Written problem: Write out all of the entries that follow, word for word, but skip the pictures.

Begin Given data

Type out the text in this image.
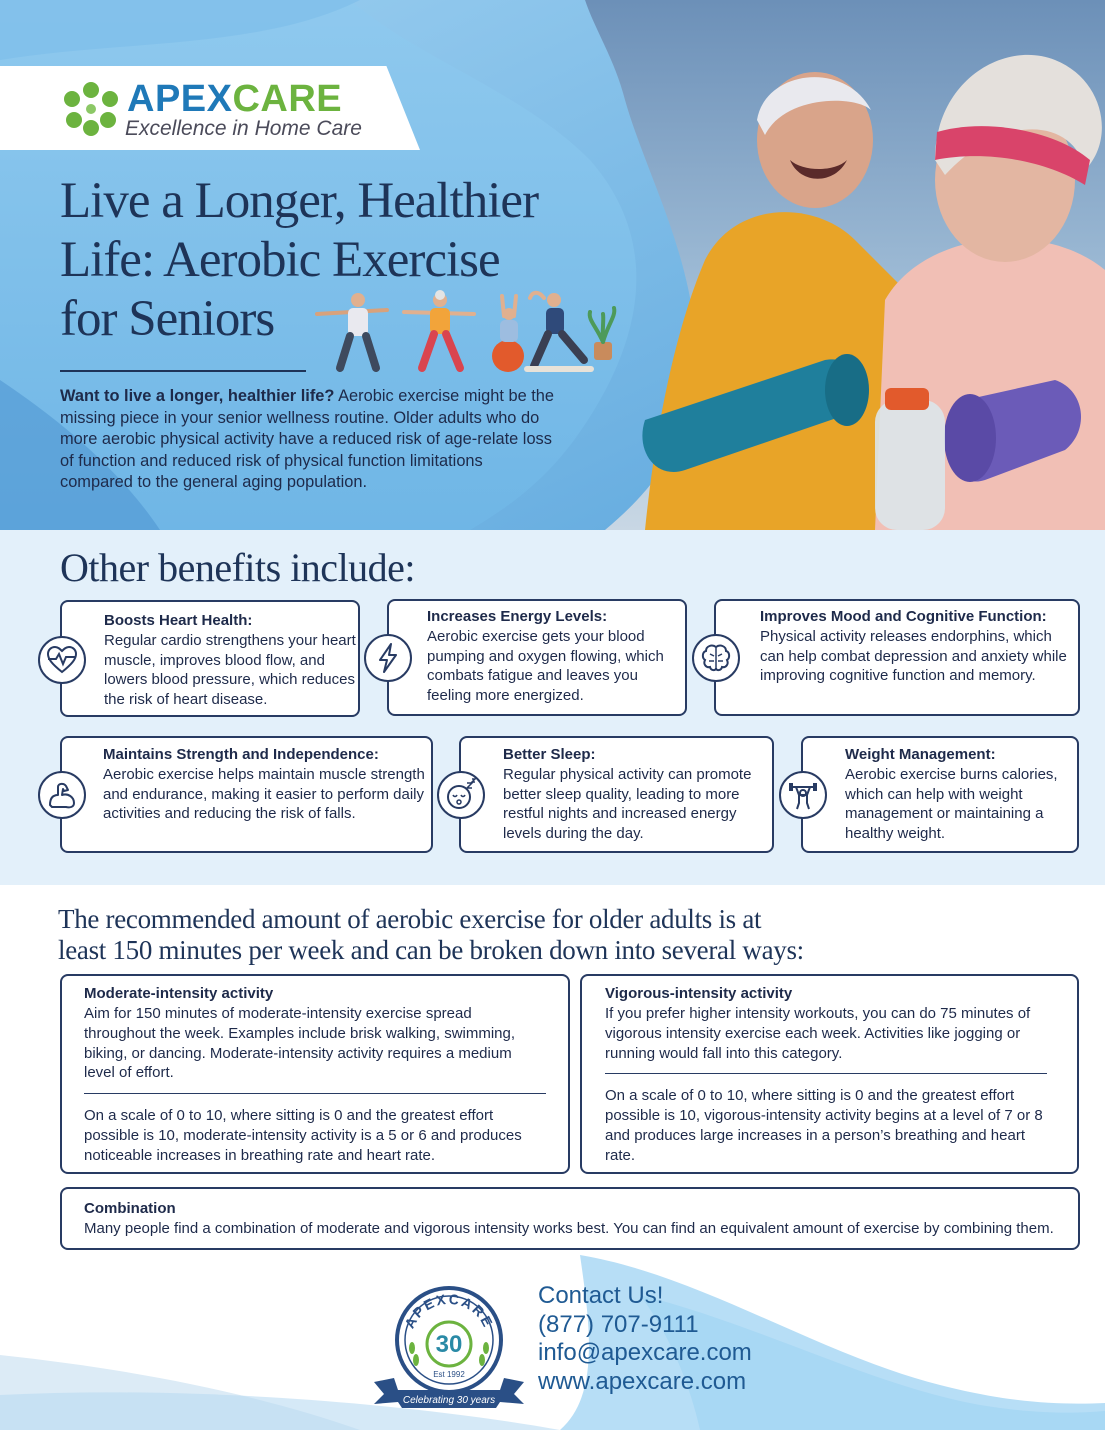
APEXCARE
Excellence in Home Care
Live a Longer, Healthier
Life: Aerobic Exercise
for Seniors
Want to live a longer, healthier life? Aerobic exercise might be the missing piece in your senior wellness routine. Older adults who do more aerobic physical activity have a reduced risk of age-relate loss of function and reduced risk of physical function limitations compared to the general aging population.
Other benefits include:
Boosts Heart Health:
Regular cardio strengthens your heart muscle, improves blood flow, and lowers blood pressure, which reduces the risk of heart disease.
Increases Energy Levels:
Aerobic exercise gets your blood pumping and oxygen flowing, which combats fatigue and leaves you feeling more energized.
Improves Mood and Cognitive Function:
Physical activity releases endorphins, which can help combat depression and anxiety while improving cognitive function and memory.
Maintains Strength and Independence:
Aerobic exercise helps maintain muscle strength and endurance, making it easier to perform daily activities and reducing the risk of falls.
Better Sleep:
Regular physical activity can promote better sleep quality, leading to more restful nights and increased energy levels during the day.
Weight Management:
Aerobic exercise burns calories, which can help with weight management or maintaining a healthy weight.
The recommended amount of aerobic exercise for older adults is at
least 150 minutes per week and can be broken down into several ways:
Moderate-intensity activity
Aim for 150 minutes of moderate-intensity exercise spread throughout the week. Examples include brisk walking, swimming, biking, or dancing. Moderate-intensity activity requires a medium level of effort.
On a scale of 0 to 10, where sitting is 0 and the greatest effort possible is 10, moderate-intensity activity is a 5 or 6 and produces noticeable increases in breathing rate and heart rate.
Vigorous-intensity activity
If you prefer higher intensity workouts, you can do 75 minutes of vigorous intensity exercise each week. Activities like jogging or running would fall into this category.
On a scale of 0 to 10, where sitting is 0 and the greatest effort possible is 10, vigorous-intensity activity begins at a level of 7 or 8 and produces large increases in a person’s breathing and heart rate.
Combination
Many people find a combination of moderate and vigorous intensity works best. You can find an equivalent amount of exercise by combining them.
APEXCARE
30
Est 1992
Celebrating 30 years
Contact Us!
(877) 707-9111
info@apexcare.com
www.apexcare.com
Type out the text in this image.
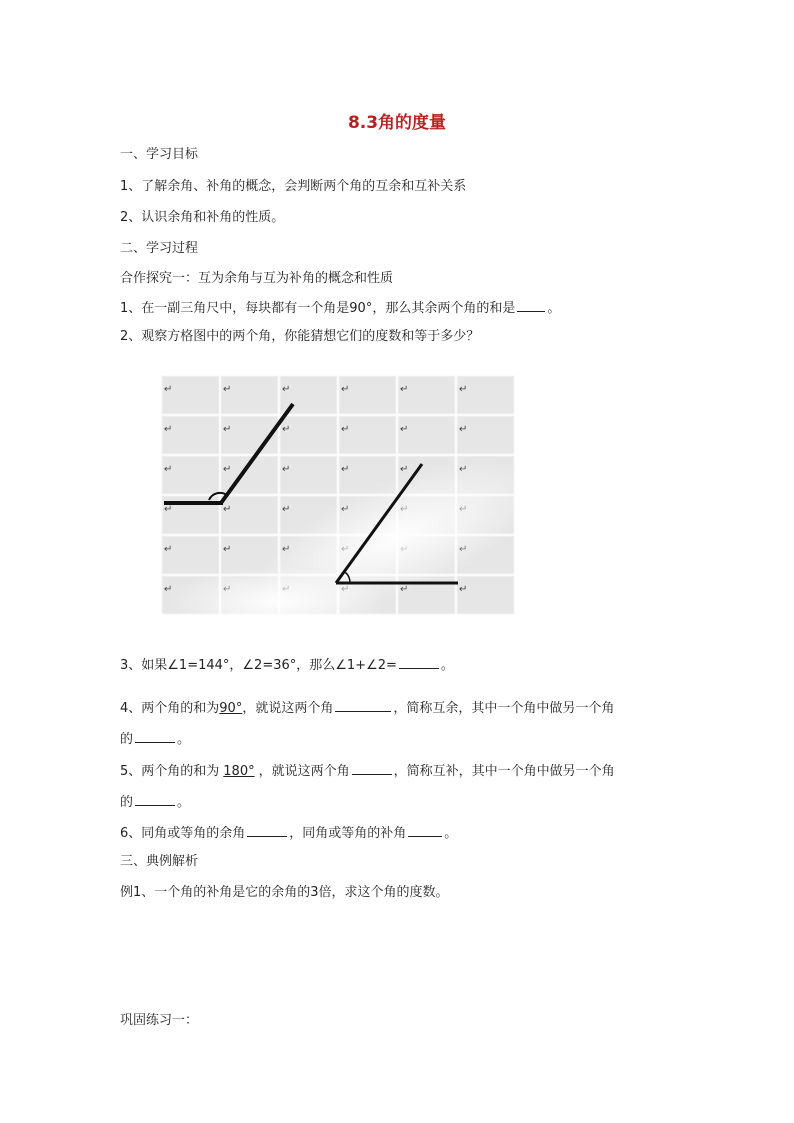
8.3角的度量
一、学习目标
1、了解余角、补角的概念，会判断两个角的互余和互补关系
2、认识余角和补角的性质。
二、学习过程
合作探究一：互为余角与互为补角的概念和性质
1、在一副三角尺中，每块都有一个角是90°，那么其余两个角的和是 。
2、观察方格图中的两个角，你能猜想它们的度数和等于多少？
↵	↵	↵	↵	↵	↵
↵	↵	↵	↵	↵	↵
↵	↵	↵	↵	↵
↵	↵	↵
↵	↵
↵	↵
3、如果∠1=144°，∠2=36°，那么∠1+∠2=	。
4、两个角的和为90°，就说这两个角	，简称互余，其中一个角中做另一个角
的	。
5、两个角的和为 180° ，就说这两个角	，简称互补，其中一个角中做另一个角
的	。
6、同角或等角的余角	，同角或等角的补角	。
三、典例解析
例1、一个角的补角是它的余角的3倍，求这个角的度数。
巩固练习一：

End Given data

Result:
Type out the text in this image.
APEXCARE
Excellence in Home Care
Live a Longer, Healthier
Life: Aerobic Exercise
for Seniors
Want to live a longer, healthier life? Aerobic exercise might be the missing piece in your senior wellness routine. Older adults who do more aerobic physical activity have a reduced risk of age-relate loss of function and reduced risk of physical function limitations compared to the general aging population.
Other benefits include:
Boosts Heart Health:
Regular cardio strengthens your heart muscle, improves blood flow, and lowers blood pressure, which reduces the risk of heart disease.
Increases Energy Levels:
Aerobic exercise gets your blood pumping and oxygen flowing, which combats fatigue and leaves you feeling more energized.
Improves Mood and Cognitive Function:
Physical activity releases endorphins, which can help combat depression and anxiety while improving cognitive function and memory.
Maintains Strength and Independence:
Aerobic exercise helps maintain muscle strength and endurance, making it easier to perform daily activities and reducing the risk of falls.
Better Sleep:
Regular physical activity can promote better sleep quality, leading to more restful nights and increased energy levels during the day.
Weight Management:
Aerobic exercise burns calories, which can help with weight management or maintaining a healthy weight.
The recommended amount of aerobic exercise for older adults is at
least 150 minutes per week and can be broken down into several ways:
Moderate-intensity activity
Aim for 150 minutes of moderate-intensity exercise spread throughout the week. Examples include brisk walking, swimming, biking, or dancing. Moderate-intensity activity requires a medium level of effort.
On a scale of 0 to 10, where sitting is 0 and the greatest effort possible is 10, moderate-intensity activity is a 5 or 6 and produces noticeable increases in breathing rate and heart rate.
Vigorous-intensity activity
If you prefer higher intensity workouts, you can do 75 minutes of vigorous intensity exercise each week. Activities like jogging or running would fall into this category.
On a scale of 0 to 10, where sitting is 0 and the greatest effort possible is 10, vigorous-intensity activity begins at a level of 7 or 8 and produces large increases in a person’s breathing and heart rate.
Combination
Many people find a combination of moderate and vigorous intensity works best. You can find an equivalent amount of exercise by combining them.
APEXCARE
30
Est 1992
Celebrating 30 years
Contact Us!
(877) 707-9111
info@apexcare.com
www.apexcare.com
Type out the text in this image.
8.3角的度量
一、学习目标
1、了解余角、补角的概念，会判断两个角的互余和互补关系
2、认识余角和补角的性质。
二、学习过程
合作探究一：互为余角与互为补角的概念和性质
1、在一副三角尺中，每块都有一个角是90°，那么其余两个角的和是 。
2、观察方格图中的两个角，你能猜想它们的度数和等于多少？
↵	↵	↵	↵	↵	↵
↵	↵	↵	↵	↵	↵
↵	↵	↵	↵	↵
↵	↵	↵
↵	↵
↵	↵
3、如果∠1=144°，∠2=36°，那么∠1+∠2=	。
4、两个角的和为90°，就说这两个角	，简称互余，其中一个角中做另一个角
的	。
5、两个角的和为 180° ，就说这两个角	，简称互补，其中一个角中做另一个角
的	。
6、同角或等角的余角	，同角或等角的补角	。
三、典例解析
例1、一个角的补角是它的余角的3倍，求这个角的度数。
巩固练习一：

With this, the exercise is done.